Find each line containing the string "this". Copy it.

** Begin Data to process **

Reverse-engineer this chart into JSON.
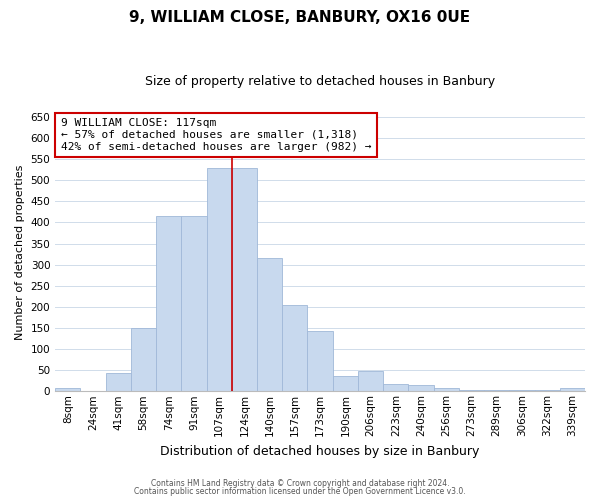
{
  "title": "9, WILLIAM CLOSE, BANBURY, OX16 0UE",
  "subtitle": "Size of property relative to detached houses in Banbury",
  "xlabel": "Distribution of detached houses by size in Banbury",
  "ylabel": "Number of detached properties",
  "bin_labels": [
    "8sqm",
    "24sqm",
    "41sqm",
    "58sqm",
    "74sqm",
    "91sqm",
    "107sqm",
    "124sqm",
    "140sqm",
    "157sqm",
    "173sqm",
    "190sqm",
    "206sqm",
    "223sqm",
    "240sqm",
    "256sqm",
    "273sqm",
    "289sqm",
    "306sqm",
    "322sqm",
    "339sqm"
  ],
  "bar_values": [
    8,
    0,
    43,
    150,
    415,
    415,
    530,
    530,
    315,
    205,
    143,
    35,
    49,
    18,
    14,
    8,
    2,
    2,
    2,
    2,
    8
  ],
  "bar_color": "#c8d9ee",
  "bar_edge_color": "#a0b8d8",
  "vline_pos": 7,
  "vline_color": "#cc0000",
  "annotation_title": "9 WILLIAM CLOSE: 117sqm",
  "annotation_line1": "← 57% of detached houses are smaller (1,318)",
  "annotation_line2": "42% of semi-detached houses are larger (982) →",
  "annotation_box_color": "#cc0000",
  "ylim": [
    0,
    660
  ],
  "yticks": [
    0,
    50,
    100,
    150,
    200,
    250,
    300,
    350,
    400,
    450,
    500,
    550,
    600,
    650
  ],
  "footer1": "Contains HM Land Registry data © Crown copyright and database right 2024.",
  "footer2": "Contains public sector information licensed under the Open Government Licence v3.0.",
  "bg_color": "#ffffff",
  "grid_color": "#d0dcea",
  "title_fontsize": 11,
  "subtitle_fontsize": 9,
  "ylabel_fontsize": 8,
  "xlabel_fontsize": 9,
  "tick_fontsize": 7.5,
  "ann_fontsize": 8
}
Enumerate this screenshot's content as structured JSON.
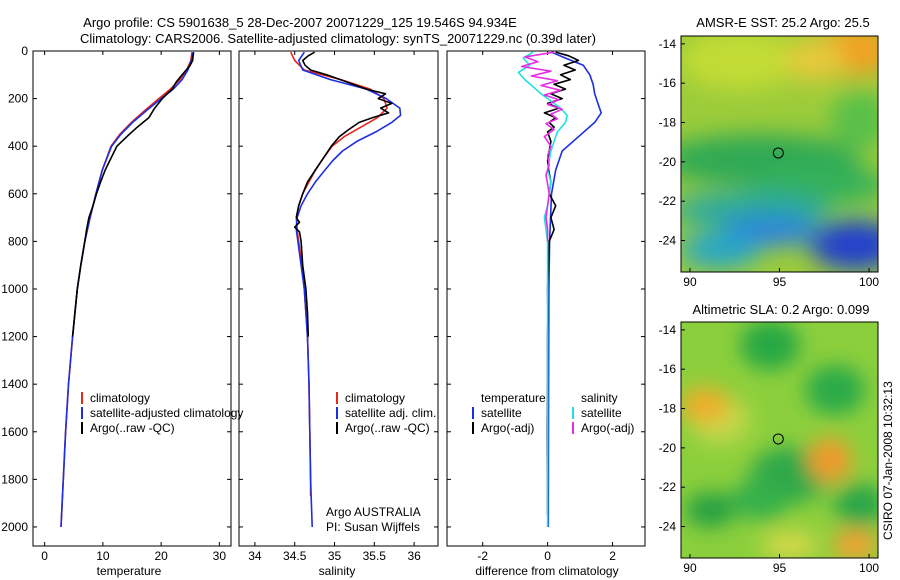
{
  "figure": {
    "title_line1": "Argo profile: CS 5901638_5 28-Dec-2007 20071229_125 19.546S 94.934E",
    "title_line2": "Climatology: CARS2006. Satellite-adjusted climatology: synTS_20071229.nc (0.39d later)",
    "side_label": "CSIRO 07-Jan-2008 10:32:13"
  },
  "chart_data": [
    {
      "id": "temperature_panel",
      "type": "line",
      "xlabel": "temperature",
      "ylabel": "",
      "xlim": [
        -2,
        32
      ],
      "ylim": [
        2080,
        0
      ],
      "xticks": [
        0,
        10,
        20,
        30
      ],
      "yticks": [
        0,
        200,
        400,
        600,
        800,
        1000,
        1200,
        1400,
        1600,
        1800,
        2000
      ],
      "legend": [
        "climatology",
        "satellite-adjusted climatology",
        "Argo(..raw -QC)"
      ],
      "series": [
        {
          "name": "climatology",
          "color": "#e8261d",
          "y": [
            5,
            40,
            80,
            120,
            160,
            200,
            250,
            300,
            350,
            400,
            500,
            600,
            700,
            800,
            900,
            1000,
            1200,
            1400,
            1600,
            1800,
            2000
          ],
          "x": [
            25.3,
            25.1,
            24.4,
            23.2,
            21.6,
            19.6,
            17.2,
            14.9,
            12.9,
            11.4,
            9.9,
            8.8,
            7.8,
            6.9,
            6.2,
            5.6,
            4.8,
            4.1,
            3.6,
            3.2,
            2.8
          ]
        },
        {
          "name": "satellite-adjusted climatology",
          "color": "#1c2fe3",
          "y": [
            5,
            40,
            80,
            120,
            160,
            200,
            250,
            300,
            350,
            400,
            500,
            600,
            700,
            800,
            900,
            1000,
            1200,
            1400,
            1600,
            1800,
            2000
          ],
          "x": [
            25.4,
            25.2,
            24.6,
            23.6,
            22.1,
            20.0,
            17.5,
            15.1,
            13.1,
            11.5,
            9.9,
            8.8,
            7.8,
            6.9,
            6.2,
            5.6,
            4.8,
            4.1,
            3.6,
            3.2,
            2.8
          ]
        },
        {
          "name": "Argo(..raw -QC)",
          "color": "#000000",
          "y": [
            5,
            20,
            40,
            60,
            80,
            100,
            130,
            160,
            200,
            240,
            280,
            320,
            360,
            400,
            450,
            500,
            550,
            600,
            650,
            700,
            750,
            800,
            900,
            1000,
            1100,
            1200
          ],
          "x": [
            25.6,
            25.5,
            25.4,
            25.0,
            24.3,
            23.6,
            22.6,
            21.9,
            20.2,
            18.9,
            17.9,
            15.9,
            14.1,
            12.4,
            11.4,
            10.4,
            9.6,
            8.9,
            8.3,
            7.6,
            7.2,
            6.9,
            6.2,
            5.6,
            5.2,
            4.8
          ]
        }
      ]
    },
    {
      "id": "salinity_panel",
      "type": "line",
      "xlabel": "salinity",
      "ylabel": "",
      "xlim": [
        33.8,
        36.3
      ],
      "ylim": [
        2080,
        0
      ],
      "xticks": [
        34,
        34.5,
        35,
        35.5,
        36
      ],
      "yticks": [
        0,
        200,
        400,
        600,
        800,
        1000,
        1200,
        1400,
        1600,
        1800,
        2000
      ],
      "legend": [
        "climatology",
        "satellite adj. clim.",
        "Argo(..raw -QC)"
      ],
      "annotations": [
        "Argo AUSTRALIA",
        "PI: Susan Wijffels"
      ],
      "series": [
        {
          "name": "climatology",
          "color": "#e8261d",
          "y": [
            5,
            40,
            80,
            120,
            160,
            200,
            240,
            280,
            320,
            360,
            400,
            450,
            500,
            550,
            600,
            650,
            700,
            750,
            800,
            900,
            1000,
            1200,
            1400,
            1600,
            1800,
            1870
          ],
          "x": [
            34.45,
            34.5,
            34.62,
            35.08,
            35.45,
            35.62,
            35.66,
            35.54,
            35.33,
            35.12,
            34.97,
            34.86,
            34.76,
            34.68,
            34.6,
            34.55,
            34.52,
            34.53,
            34.55,
            34.59,
            34.62,
            34.66,
            34.68,
            34.69,
            34.7,
            34.7
          ]
        },
        {
          "name": "satellite adj. clim.",
          "color": "#1c2fe3",
          "y": [
            5,
            40,
            80,
            120,
            160,
            200,
            240,
            270,
            300,
            340,
            380,
            420,
            460,
            500,
            550,
            600,
            650,
            700,
            750,
            800,
            900,
            1000,
            1200,
            1400,
            1600,
            1800,
            2000
          ],
          "x": [
            34.62,
            34.55,
            34.6,
            34.95,
            35.4,
            35.65,
            35.82,
            35.83,
            35.72,
            35.52,
            35.28,
            35.1,
            34.98,
            34.88,
            34.76,
            34.66,
            34.58,
            34.53,
            34.52,
            34.54,
            34.58,
            34.62,
            34.66,
            34.68,
            34.69,
            34.7,
            34.72
          ]
        },
        {
          "name": "Argo(..raw -QC)",
          "color": "#000000",
          "y": [
            5,
            20,
            40,
            60,
            80,
            100,
            130,
            160,
            180,
            200,
            220,
            240,
            260,
            280,
            300,
            330,
            360,
            400,
            450,
            500,
            550,
            600,
            650,
            700,
            720,
            740,
            760,
            800,
            900,
            1000,
            1100,
            1200
          ],
          "x": [
            34.75,
            34.67,
            34.6,
            34.63,
            34.7,
            34.9,
            35.15,
            35.4,
            35.64,
            35.55,
            35.72,
            35.58,
            35.68,
            35.48,
            35.31,
            35.18,
            35.06,
            34.96,
            34.86,
            34.76,
            34.66,
            34.6,
            34.55,
            34.52,
            34.56,
            34.5,
            34.56,
            34.58,
            34.6,
            34.64,
            34.66,
            34.67
          ]
        }
      ]
    },
    {
      "id": "difference_panel",
      "type": "line",
      "xlabel": "difference from climatology",
      "ylabel": "",
      "xlim": [
        -3.1,
        3.0
      ],
      "ylim": [
        2080,
        0
      ],
      "xticks": [
        -2,
        0,
        2
      ],
      "yticks": [
        0,
        200,
        400,
        600,
        800,
        1000,
        1200,
        1400,
        1600,
        1800,
        2000
      ],
      "legend_headers": [
        "temperature",
        "salinity"
      ],
      "legend": [
        "satellite",
        "Argo(-adj)",
        "satellite",
        "Argo(-adj)"
      ],
      "series": [
        {
          "name": "temperature satellite",
          "color": "#1c2fe3",
          "y": [
            5,
            30,
            60,
            100,
            140,
            180,
            220,
            260,
            300,
            360,
            420,
            500,
            600,
            800,
            1000,
            1400,
            2000
          ],
          "x": [
            0.12,
            0.55,
            1.1,
            1.3,
            1.4,
            1.45,
            1.55,
            1.65,
            1.45,
            0.95,
            0.45,
            0.25,
            0.12,
            0.06,
            0.04,
            0.03,
            0.02
          ]
        },
        {
          "name": "temperature Argo(-adj)",
          "color": "#000000",
          "y": [
            5,
            20,
            40,
            60,
            80,
            100,
            120,
            140,
            160,
            180,
            200,
            220,
            240,
            260,
            280,
            300,
            320,
            340,
            380,
            420,
            460,
            500,
            550,
            600,
            650,
            700,
            750,
            800,
            900,
            1000,
            1100,
            1200,
            1400,
            1600,
            1800,
            1950
          ],
          "x": [
            0.25,
            0.65,
            0.95,
            0.5,
            0.85,
            0.4,
            0.7,
            0.2,
            0.55,
            0.1,
            0.45,
            0.0,
            0.35,
            -0.1,
            0.25,
            0.05,
            0.2,
            0.0,
            0.1,
            0.05,
            0.0,
            0.03,
            0.1,
            0.05,
            0.25,
            0.1,
            0.2,
            0.05,
            0.02,
            0.0,
            0.01,
            0.0,
            0.0,
            -0.01,
            0.0,
            0.0
          ]
        },
        {
          "name": "salinity satellite",
          "color": "#20e0e0",
          "y": [
            5,
            30,
            60,
            90,
            120,
            150,
            180,
            210,
            240,
            270,
            300,
            340,
            380,
            420,
            460,
            500,
            550,
            600,
            650,
            700,
            750,
            800,
            900,
            1000,
            1400,
            2000
          ],
          "x": [
            -0.45,
            -0.75,
            -0.55,
            -0.9,
            -0.7,
            -0.45,
            -0.2,
            0.1,
            0.4,
            0.6,
            0.55,
            0.3,
            0.2,
            0.1,
            0.05,
            0.0,
            0.1,
            0.05,
            0.0,
            -0.1,
            -0.05,
            0.0,
            0.0,
            0.0,
            0.0,
            0.0
          ]
        },
        {
          "name": "salinity Argo(-adj)",
          "color": "#e62ee6",
          "y": [
            5,
            25,
            45,
            65,
            85,
            105,
            125,
            145,
            165,
            185,
            205,
            225,
            245,
            265,
            285,
            305,
            330,
            360,
            400,
            440,
            480,
            520,
            560,
            600,
            650,
            700,
            750,
            800
          ],
          "x": [
            0.2,
            -0.7,
            -0.3,
            -0.8,
            0.1,
            -0.5,
            0.3,
            -0.2,
            0.4,
            -0.1,
            0.35,
            0.0,
            0.45,
            0.1,
            0.3,
            -0.05,
            0.2,
            -0.1,
            0.1,
            0.0,
            0.05,
            -0.05,
            0.0,
            0.05,
            0.0,
            -0.05,
            0.0,
            0.0
          ]
        }
      ]
    },
    {
      "id": "sst_map",
      "type": "heatmap",
      "title": "AMSR-E SST: 25.2 Argo: 25.5",
      "xlim": [
        89.5,
        100.5
      ],
      "ylim": [
        -25.6,
        -13.6
      ],
      "xticks": [
        90,
        95,
        100
      ],
      "yticks": [
        -14,
        -16,
        -18,
        -20,
        -22,
        -24
      ],
      "marker": {
        "x": 94.934,
        "y": -19.546,
        "shape": "circle"
      },
      "colors": {
        "low": "#1e3cd2",
        "mid": "#2eb85c",
        "high": "#f5a020"
      }
    },
    {
      "id": "sla_map",
      "type": "heatmap",
      "title": "Altimetric SLA: 0.2 Argo: 0.099",
      "xlim": [
        89.5,
        100.5
      ],
      "ylim": [
        -25.6,
        -13.6
      ],
      "xticks": [
        90,
        95,
        100
      ],
      "yticks": [
        -14,
        -16,
        -18,
        -20,
        -22,
        -24
      ],
      "marker": {
        "x": 94.934,
        "y": -19.546,
        "shape": "circle"
      },
      "colors": {
        "low": "#20b040",
        "mid": "#e8e83c",
        "high": "#f08a20"
      }
    }
  ]
}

** End Data to process **

Exercise response ▸
Reverse-engineer this chart into JSON.
Enumerate this screenshot's content as structured JSON.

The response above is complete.